▶ _To be done_: Determine the number of lines that contain the word "front", then state that number and nothing more.

(Raw records)
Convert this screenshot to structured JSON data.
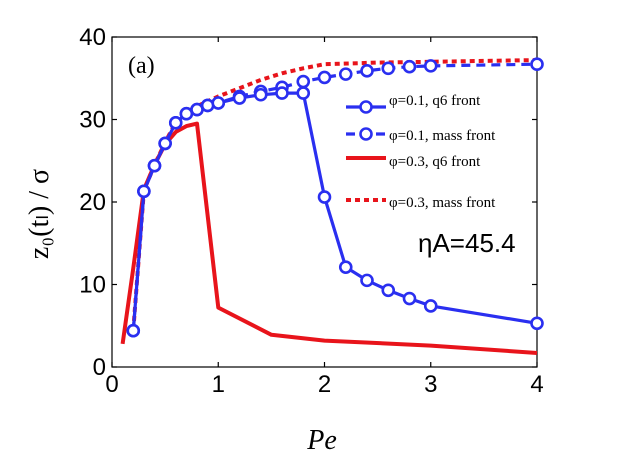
{
  "chart_data": {
    "type": "line",
    "panel_label": "(a)",
    "xlabel": "Pe",
    "ylabel": "z₀(tₗ) / σ",
    "xlim": [
      0,
      4
    ],
    "ylim": [
      0,
      40
    ],
    "xticks": [
      "0",
      "1",
      "2",
      "3",
      "4"
    ],
    "yticks": [
      "0",
      "10",
      "20",
      "30",
      "40"
    ],
    "annotation": "ηA=45.4",
    "series": [
      {
        "name": "φ=0.1, q6 front",
        "color": "#2a2ff0",
        "style": "solid",
        "marker": "circle",
        "x": [
          0.2,
          0.3,
          0.4,
          0.5,
          0.6,
          0.7,
          0.8,
          0.9,
          1.0,
          1.2,
          1.4,
          1.6,
          1.8,
          2.0,
          2.2,
          2.4,
          2.6,
          2.8,
          3.0,
          4.0
        ],
        "y": [
          4.4,
          21.3,
          24.4,
          27.1,
          29.6,
          30.7,
          31.2,
          31.7,
          32.0,
          32.6,
          33.0,
          33.2,
          33.2,
          20.6,
          12.1,
          10.5,
          9.3,
          8.3,
          7.4,
          5.3
        ]
      },
      {
        "name": "φ=0.1, mass front",
        "color": "#2a2ff0",
        "style": "dashed",
        "marker": "circle",
        "x": [
          0.2,
          0.3,
          0.4,
          0.5,
          0.6,
          0.7,
          0.8,
          0.9,
          1.0,
          1.2,
          1.4,
          1.6,
          1.8,
          2.0,
          2.2,
          2.4,
          2.6,
          2.8,
          3.0,
          4.0
        ],
        "y": [
          4.4,
          21.3,
          24.4,
          27.1,
          29.6,
          30.7,
          31.2,
          31.7,
          32.0,
          32.8,
          33.4,
          33.9,
          34.6,
          35.1,
          35.5,
          35.9,
          36.2,
          36.4,
          36.5,
          36.7
        ]
      },
      {
        "name": "φ=0.3, q6 front",
        "color": "#e8141b",
        "style": "solid",
        "marker": "none",
        "x": [
          0.1,
          0.2,
          0.3,
          0.4,
          0.5,
          0.6,
          0.7,
          0.8,
          1.0,
          1.5,
          2.0,
          3.0,
          4.0
        ],
        "y": [
          2.8,
          12.0,
          21.5,
          24.5,
          27.0,
          28.5,
          29.2,
          29.5,
          7.2,
          3.9,
          3.2,
          2.6,
          1.7
        ]
      },
      {
        "name": "φ=0.3, mass front",
        "color": "#e8141b",
        "style": "dotted",
        "marker": "none",
        "x": [
          0.2,
          0.3,
          0.4,
          0.5,
          0.6,
          0.7,
          0.8,
          0.9,
          1.0,
          1.2,
          1.4,
          1.6,
          1.8,
          2.0,
          2.5,
          3.0,
          3.5,
          4.0
        ],
        "y": [
          4.5,
          21.4,
          24.5,
          27.2,
          29.7,
          30.9,
          31.6,
          32.2,
          32.8,
          33.8,
          34.8,
          35.6,
          36.2,
          36.7,
          36.9,
          37.0,
          37.1,
          37.2
        ]
      }
    ]
  }
}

▶ _Problem solution_: 4